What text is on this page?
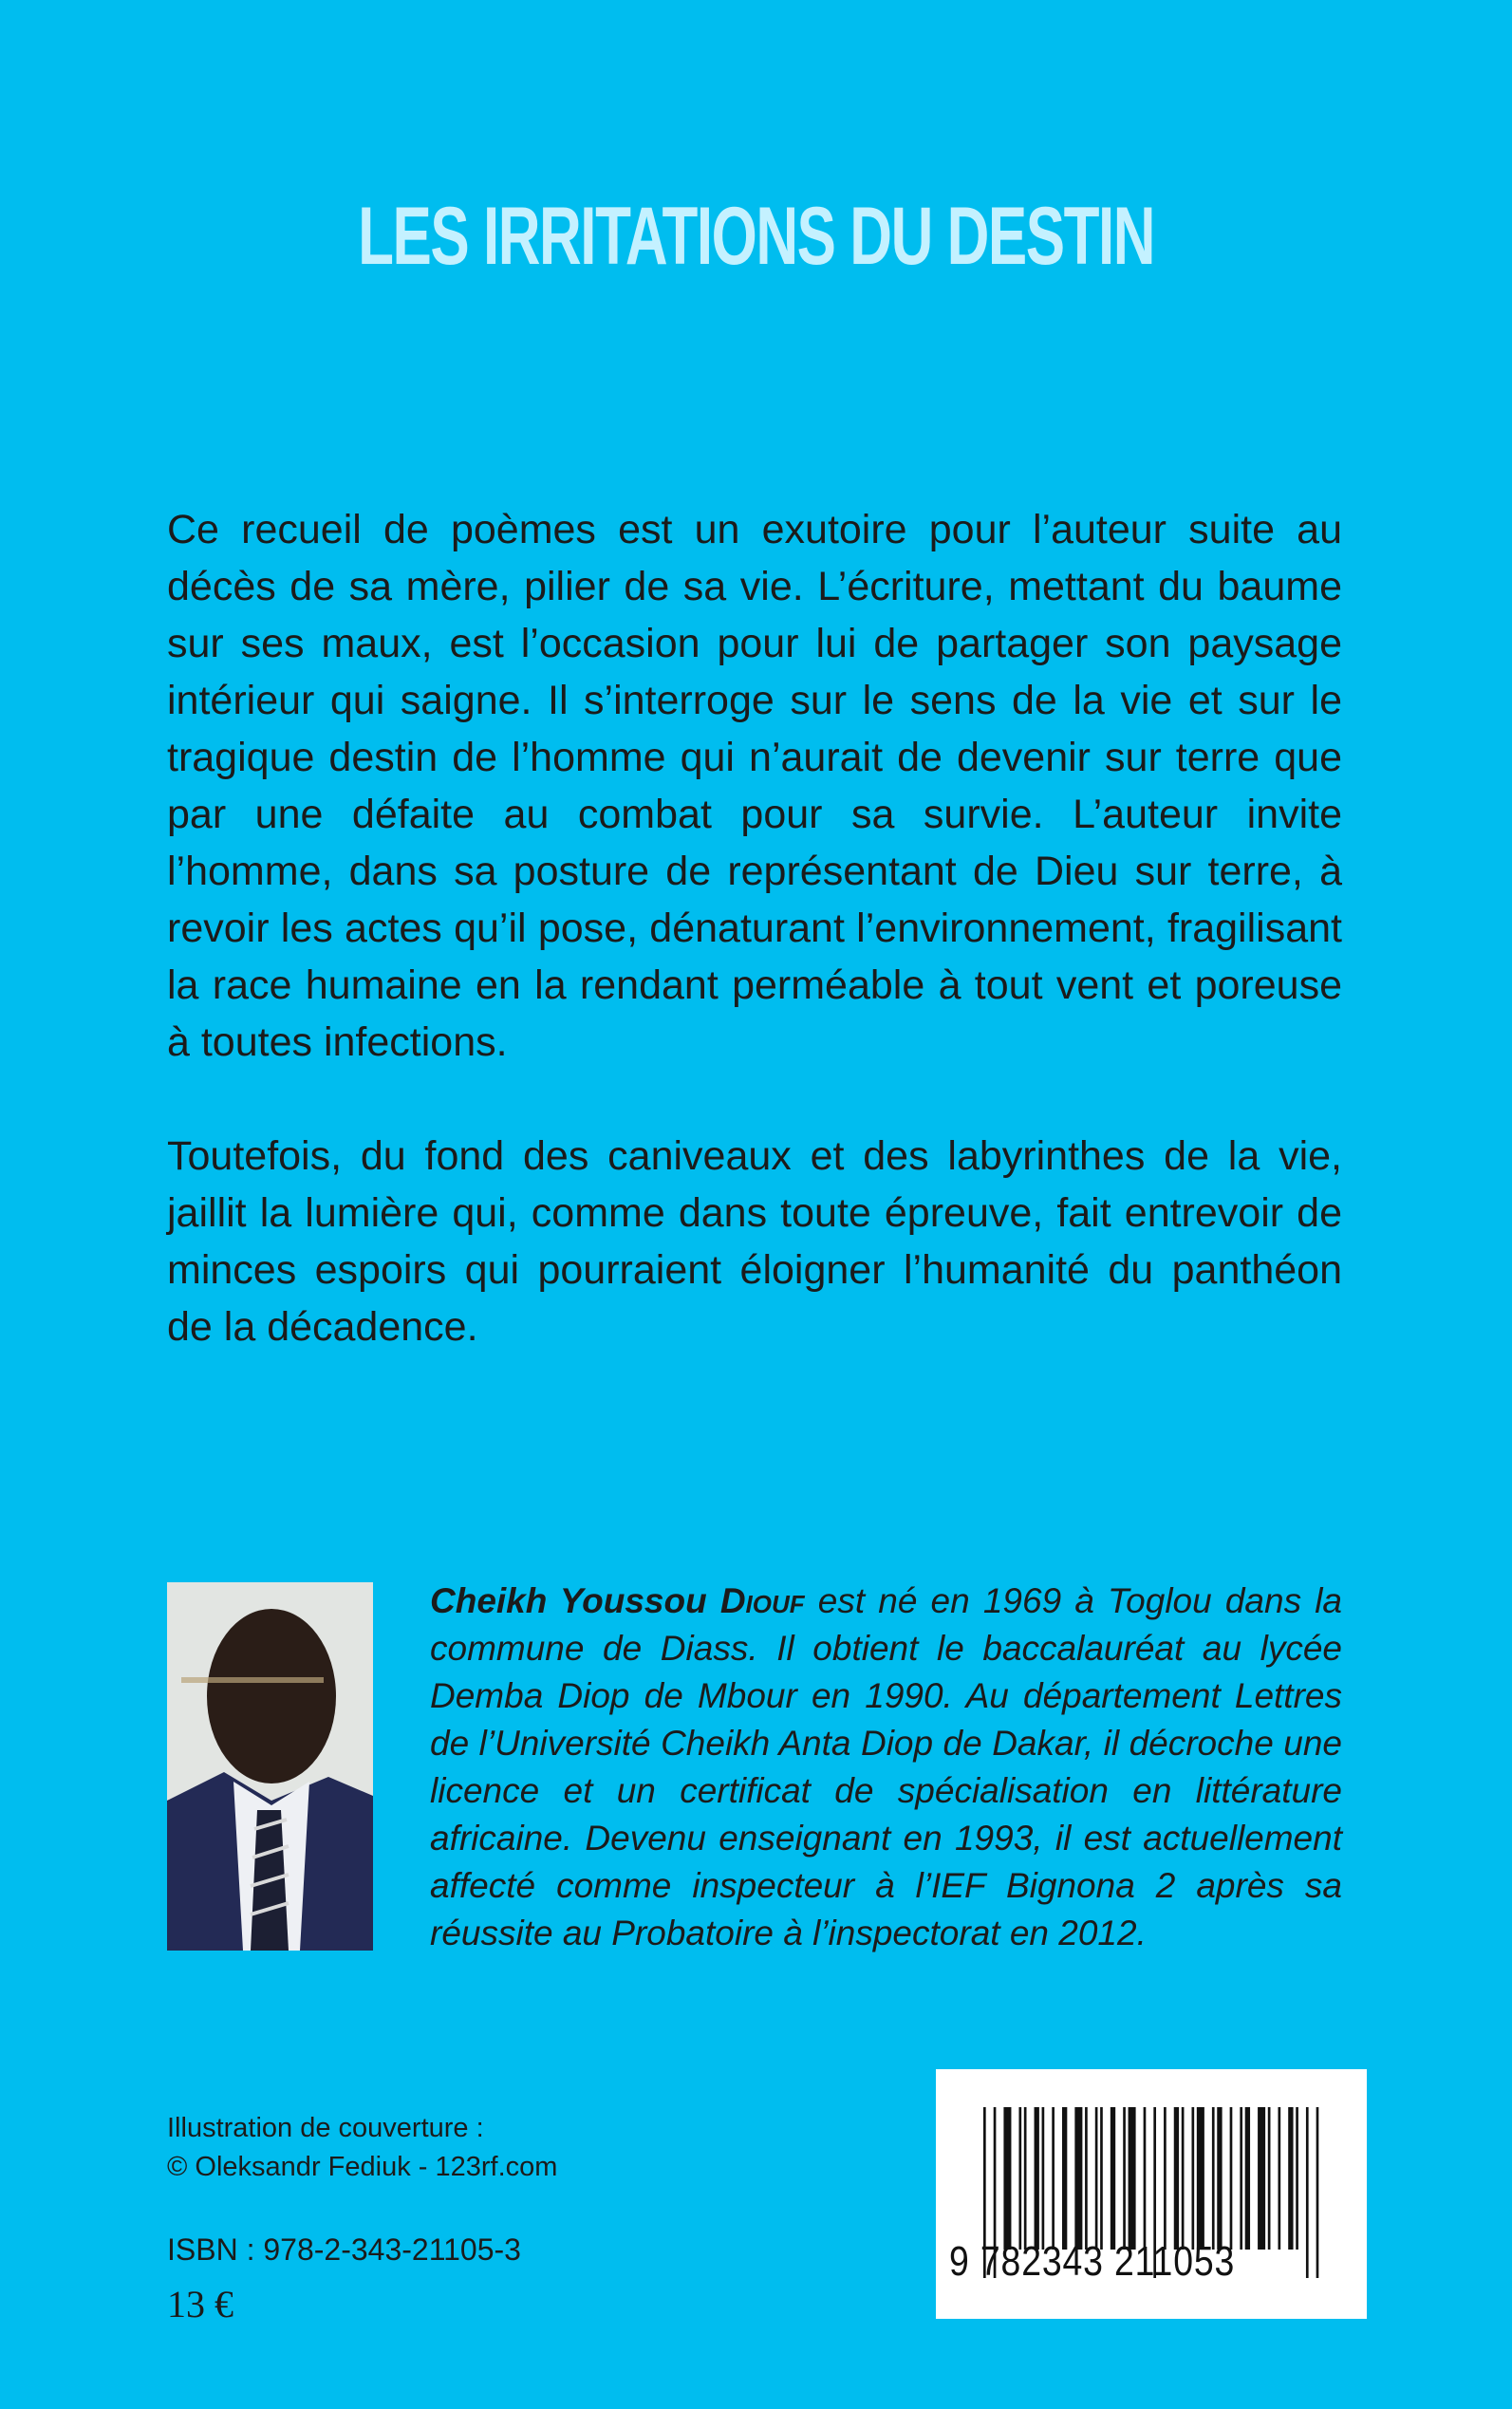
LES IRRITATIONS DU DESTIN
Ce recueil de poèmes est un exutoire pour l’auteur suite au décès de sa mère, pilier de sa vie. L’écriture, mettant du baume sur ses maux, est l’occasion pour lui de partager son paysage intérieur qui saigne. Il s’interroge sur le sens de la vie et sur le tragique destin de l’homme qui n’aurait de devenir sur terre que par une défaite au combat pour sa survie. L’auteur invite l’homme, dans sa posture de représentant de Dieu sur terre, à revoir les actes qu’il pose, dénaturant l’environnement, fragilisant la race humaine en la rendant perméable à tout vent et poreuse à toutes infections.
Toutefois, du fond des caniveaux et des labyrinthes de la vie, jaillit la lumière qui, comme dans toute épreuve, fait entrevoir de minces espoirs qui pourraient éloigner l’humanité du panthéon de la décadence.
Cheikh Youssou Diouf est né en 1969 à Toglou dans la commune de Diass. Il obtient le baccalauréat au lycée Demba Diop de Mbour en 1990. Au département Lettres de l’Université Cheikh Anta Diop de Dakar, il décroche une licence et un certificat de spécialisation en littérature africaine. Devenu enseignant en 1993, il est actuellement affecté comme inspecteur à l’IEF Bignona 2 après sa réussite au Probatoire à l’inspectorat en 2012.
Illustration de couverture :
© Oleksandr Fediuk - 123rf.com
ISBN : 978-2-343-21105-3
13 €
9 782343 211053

* * *

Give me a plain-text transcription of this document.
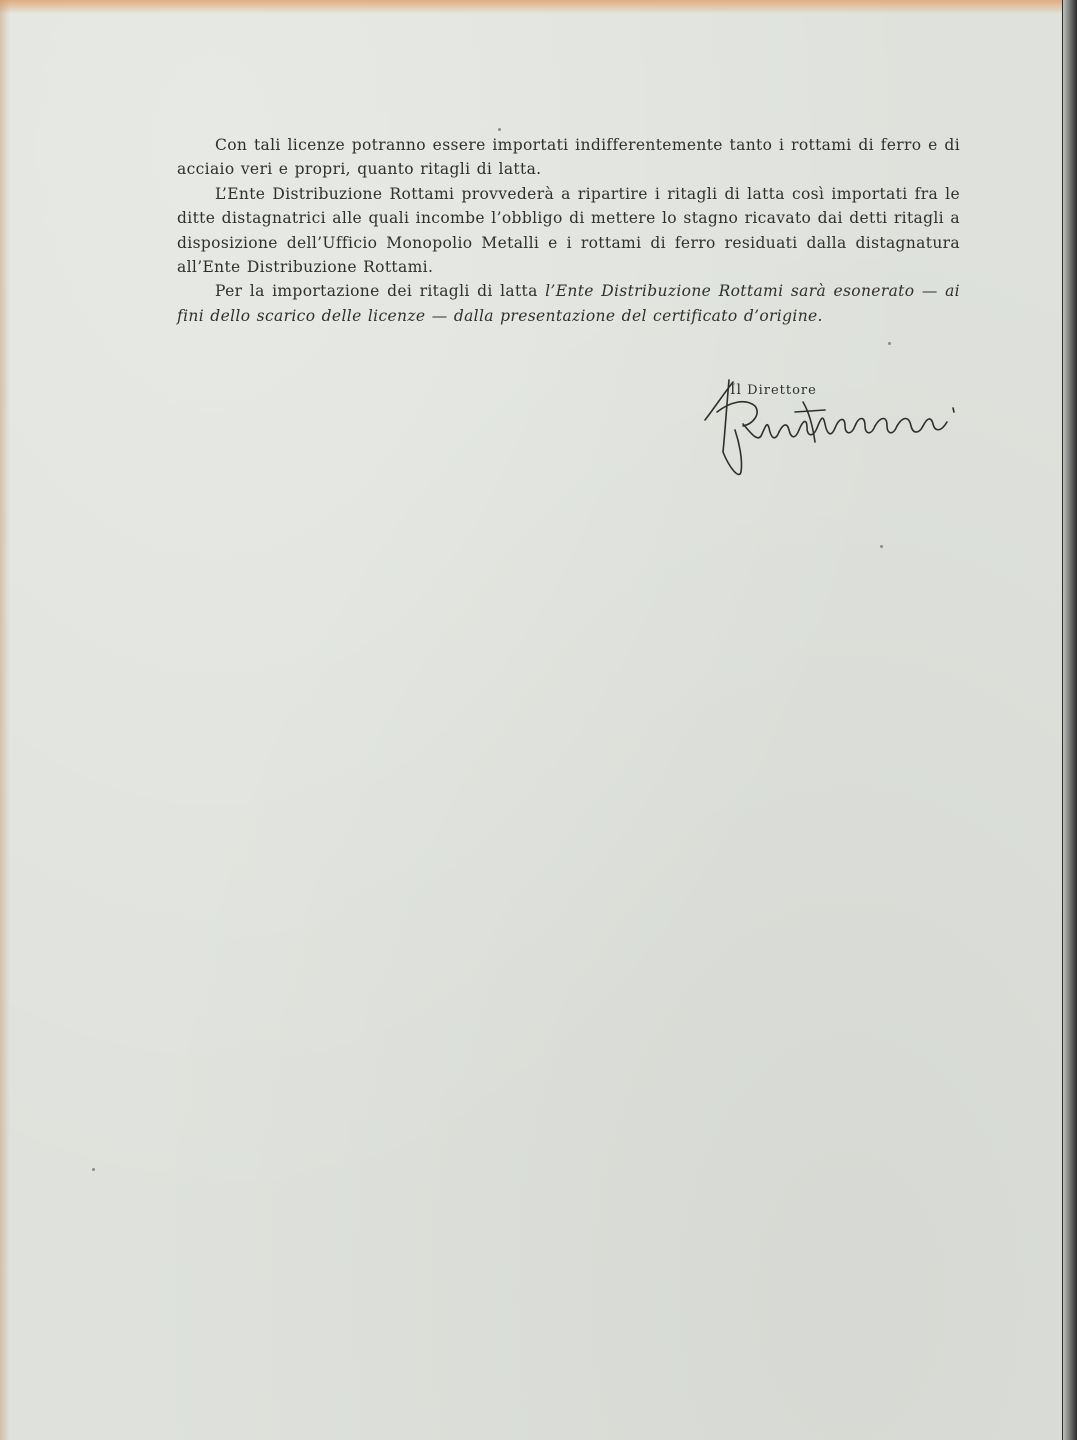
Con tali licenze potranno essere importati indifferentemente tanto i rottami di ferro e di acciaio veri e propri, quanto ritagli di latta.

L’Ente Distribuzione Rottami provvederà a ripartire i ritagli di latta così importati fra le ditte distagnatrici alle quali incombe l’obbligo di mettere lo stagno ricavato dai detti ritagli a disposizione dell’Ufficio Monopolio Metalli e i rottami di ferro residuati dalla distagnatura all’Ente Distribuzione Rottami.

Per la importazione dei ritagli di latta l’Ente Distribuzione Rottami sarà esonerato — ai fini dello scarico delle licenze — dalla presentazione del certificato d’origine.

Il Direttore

* * *

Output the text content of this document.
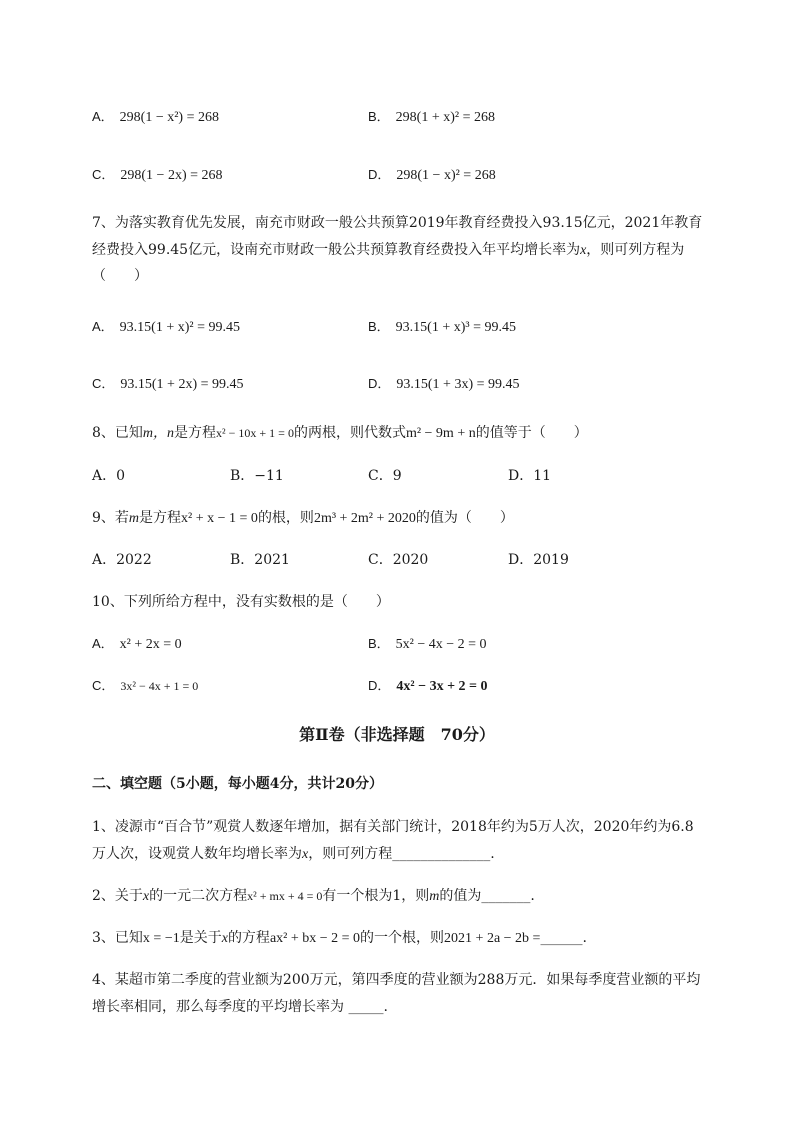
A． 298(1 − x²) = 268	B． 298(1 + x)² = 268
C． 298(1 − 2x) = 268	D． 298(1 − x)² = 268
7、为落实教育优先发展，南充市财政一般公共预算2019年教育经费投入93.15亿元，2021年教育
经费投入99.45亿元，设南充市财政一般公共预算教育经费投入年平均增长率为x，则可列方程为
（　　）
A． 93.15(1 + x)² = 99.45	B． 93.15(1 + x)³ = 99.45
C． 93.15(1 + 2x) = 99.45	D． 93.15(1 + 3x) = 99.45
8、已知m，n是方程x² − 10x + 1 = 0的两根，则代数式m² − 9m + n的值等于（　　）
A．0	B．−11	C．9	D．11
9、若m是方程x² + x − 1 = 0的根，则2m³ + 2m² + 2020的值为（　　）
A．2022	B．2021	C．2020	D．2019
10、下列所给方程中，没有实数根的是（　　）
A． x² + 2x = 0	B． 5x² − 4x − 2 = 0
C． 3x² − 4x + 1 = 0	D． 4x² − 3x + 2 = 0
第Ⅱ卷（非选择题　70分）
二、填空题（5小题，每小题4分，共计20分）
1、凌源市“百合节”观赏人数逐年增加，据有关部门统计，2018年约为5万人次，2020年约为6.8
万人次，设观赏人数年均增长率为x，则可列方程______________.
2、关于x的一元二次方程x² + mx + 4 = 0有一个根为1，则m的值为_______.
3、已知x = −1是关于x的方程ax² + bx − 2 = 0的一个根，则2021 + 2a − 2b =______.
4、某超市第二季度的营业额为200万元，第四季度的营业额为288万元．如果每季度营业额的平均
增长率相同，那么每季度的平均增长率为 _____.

## Exercise objective
Look over the listing. Pull out every line with the string "this" in it.

## Finished task
What text is on this page?
Give me a plain-text transcription of this document.
Output the text content of this document.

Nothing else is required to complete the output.